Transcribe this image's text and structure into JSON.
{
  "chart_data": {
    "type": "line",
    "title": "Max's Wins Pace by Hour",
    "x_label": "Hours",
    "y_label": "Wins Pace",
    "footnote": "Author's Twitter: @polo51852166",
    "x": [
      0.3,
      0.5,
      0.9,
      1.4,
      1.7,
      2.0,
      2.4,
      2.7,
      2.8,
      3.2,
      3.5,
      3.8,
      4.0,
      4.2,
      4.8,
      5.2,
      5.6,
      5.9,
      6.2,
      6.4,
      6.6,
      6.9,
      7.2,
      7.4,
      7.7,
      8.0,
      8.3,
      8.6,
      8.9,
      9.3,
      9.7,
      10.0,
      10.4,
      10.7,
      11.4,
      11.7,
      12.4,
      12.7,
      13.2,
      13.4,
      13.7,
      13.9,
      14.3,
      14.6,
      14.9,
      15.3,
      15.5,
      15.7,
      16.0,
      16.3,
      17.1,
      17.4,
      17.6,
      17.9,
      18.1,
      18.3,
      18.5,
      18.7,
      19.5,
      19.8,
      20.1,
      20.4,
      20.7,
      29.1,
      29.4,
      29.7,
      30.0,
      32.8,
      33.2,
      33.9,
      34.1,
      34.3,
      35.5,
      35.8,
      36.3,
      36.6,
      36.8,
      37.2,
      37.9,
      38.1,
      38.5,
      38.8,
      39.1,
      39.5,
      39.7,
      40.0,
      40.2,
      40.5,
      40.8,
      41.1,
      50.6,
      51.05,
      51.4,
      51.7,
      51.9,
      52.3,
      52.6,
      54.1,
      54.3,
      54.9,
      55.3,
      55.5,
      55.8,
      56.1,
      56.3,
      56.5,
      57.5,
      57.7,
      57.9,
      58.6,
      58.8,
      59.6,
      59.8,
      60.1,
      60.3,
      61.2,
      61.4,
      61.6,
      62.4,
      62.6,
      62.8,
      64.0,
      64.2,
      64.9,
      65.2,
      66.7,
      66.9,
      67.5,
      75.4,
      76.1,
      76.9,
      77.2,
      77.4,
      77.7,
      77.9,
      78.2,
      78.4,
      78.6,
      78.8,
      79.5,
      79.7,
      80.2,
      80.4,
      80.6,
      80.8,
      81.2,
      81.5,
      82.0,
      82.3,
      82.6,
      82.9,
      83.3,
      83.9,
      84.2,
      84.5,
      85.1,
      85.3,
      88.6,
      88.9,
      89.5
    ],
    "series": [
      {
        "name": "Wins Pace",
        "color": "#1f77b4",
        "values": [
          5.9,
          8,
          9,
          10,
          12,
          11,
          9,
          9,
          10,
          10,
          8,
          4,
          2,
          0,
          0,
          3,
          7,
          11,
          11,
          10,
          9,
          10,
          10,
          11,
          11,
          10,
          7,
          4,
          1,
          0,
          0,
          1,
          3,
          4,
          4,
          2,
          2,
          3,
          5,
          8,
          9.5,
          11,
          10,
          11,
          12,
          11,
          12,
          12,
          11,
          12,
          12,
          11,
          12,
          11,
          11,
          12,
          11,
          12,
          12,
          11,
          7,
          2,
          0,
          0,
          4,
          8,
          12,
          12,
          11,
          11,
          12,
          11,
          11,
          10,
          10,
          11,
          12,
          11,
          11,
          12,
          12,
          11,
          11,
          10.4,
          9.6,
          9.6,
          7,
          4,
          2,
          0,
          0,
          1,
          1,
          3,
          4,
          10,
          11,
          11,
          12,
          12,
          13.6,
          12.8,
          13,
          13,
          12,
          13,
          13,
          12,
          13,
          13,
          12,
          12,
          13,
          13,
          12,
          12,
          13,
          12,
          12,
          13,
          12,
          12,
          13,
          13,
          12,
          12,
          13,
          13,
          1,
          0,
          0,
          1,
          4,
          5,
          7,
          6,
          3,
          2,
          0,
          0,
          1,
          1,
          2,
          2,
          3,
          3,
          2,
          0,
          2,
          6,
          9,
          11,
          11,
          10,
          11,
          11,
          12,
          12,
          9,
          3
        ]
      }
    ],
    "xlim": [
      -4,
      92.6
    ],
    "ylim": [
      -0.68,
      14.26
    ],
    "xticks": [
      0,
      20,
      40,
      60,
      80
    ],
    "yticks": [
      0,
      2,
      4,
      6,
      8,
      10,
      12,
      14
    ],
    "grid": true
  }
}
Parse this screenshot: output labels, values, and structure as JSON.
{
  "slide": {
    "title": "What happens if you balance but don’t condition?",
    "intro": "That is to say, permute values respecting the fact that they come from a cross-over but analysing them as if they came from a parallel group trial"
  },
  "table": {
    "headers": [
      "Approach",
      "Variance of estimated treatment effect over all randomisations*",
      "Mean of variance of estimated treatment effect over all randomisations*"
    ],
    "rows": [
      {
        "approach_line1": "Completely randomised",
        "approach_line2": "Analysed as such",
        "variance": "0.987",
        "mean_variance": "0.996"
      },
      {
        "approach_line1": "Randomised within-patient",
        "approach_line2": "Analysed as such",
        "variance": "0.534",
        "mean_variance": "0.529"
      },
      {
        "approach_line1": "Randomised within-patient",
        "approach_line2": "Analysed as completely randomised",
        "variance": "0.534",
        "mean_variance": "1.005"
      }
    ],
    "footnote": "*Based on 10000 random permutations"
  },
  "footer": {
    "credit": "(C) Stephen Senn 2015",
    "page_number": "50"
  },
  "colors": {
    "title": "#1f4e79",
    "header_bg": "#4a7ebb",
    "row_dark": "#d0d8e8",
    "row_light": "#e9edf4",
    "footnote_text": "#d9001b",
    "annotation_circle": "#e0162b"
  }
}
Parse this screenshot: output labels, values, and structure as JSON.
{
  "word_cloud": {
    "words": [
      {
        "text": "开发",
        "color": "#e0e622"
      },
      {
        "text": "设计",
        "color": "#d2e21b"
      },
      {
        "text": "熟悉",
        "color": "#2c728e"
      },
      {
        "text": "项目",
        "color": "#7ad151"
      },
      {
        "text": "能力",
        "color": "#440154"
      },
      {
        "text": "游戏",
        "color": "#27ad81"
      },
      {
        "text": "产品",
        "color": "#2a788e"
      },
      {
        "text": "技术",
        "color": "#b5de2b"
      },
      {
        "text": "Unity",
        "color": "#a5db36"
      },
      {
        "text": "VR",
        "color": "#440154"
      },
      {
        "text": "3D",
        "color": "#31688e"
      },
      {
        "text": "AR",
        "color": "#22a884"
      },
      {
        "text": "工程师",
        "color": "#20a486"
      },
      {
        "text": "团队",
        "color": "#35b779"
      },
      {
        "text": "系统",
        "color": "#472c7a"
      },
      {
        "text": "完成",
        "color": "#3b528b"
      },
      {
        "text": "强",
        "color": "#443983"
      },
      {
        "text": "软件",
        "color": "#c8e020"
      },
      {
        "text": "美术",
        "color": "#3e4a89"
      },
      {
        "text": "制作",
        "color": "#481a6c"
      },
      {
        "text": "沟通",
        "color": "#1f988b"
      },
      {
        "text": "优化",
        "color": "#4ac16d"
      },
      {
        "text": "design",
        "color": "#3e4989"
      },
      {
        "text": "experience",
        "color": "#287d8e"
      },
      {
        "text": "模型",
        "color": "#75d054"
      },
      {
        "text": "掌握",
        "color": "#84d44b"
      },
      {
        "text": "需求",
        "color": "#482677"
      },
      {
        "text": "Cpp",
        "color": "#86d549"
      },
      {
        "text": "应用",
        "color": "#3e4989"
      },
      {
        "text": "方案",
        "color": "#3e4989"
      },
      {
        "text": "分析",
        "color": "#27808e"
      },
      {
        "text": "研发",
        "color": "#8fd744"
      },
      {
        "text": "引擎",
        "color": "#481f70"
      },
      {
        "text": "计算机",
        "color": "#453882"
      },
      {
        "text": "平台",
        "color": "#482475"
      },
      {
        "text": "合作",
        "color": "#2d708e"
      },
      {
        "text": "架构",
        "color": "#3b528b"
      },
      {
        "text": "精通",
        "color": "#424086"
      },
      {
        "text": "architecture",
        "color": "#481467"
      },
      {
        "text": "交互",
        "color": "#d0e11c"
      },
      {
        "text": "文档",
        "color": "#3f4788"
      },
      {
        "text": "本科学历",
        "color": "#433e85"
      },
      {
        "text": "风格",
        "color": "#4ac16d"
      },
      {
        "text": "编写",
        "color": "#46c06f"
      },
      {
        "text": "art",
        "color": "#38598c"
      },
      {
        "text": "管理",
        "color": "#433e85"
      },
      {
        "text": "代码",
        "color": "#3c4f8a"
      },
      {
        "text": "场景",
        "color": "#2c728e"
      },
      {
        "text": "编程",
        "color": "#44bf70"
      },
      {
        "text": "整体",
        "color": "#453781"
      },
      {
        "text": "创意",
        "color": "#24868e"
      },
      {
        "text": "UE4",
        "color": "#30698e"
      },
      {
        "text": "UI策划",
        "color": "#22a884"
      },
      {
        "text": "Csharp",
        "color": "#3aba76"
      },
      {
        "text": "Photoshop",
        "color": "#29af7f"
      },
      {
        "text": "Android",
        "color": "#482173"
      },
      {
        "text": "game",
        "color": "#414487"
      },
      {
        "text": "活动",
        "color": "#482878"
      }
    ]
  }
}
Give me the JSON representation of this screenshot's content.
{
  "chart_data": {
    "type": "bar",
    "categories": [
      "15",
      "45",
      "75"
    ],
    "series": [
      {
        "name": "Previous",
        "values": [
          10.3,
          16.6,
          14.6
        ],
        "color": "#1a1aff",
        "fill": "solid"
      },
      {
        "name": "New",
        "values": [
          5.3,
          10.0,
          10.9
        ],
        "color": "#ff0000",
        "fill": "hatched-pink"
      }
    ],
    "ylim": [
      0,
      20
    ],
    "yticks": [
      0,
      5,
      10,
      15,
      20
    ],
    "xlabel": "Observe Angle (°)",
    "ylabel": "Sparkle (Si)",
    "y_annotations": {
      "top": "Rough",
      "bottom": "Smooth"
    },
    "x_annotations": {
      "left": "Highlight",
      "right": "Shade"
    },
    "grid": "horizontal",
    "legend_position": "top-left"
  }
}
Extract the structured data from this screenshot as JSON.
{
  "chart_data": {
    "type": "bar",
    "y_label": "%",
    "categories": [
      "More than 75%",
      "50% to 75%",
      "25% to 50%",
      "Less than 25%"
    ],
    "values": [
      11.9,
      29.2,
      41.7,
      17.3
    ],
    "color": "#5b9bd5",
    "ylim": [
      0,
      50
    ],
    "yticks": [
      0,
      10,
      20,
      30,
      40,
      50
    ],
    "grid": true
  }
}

━━━━━━━━━━

▶ _Short problem_: Only the lines from the one containing "Extract the structured" through the end of the entries above belong in the answer; repeat them exactly.

▶ _Answer to this problem_:
Extract the structured data from this screenshot as JSON.
{
  "chart_data": {
    "type": "bar",
    "y_label": "%",
    "categories": [
      "More than 75%",
      "50% to 75%",
      "25% to 50%",
      "Less than 25%"
    ],
    "values": [
      11.9,
      29.2,
      41.7,
      17.3
    ],
    "color": "#5b9bd5",
    "ylim": [
      0,
      50
    ],
    "yticks": [
      0,
      10,
      20,
      30,
      40,
      50
    ],
    "grid": true
  }
}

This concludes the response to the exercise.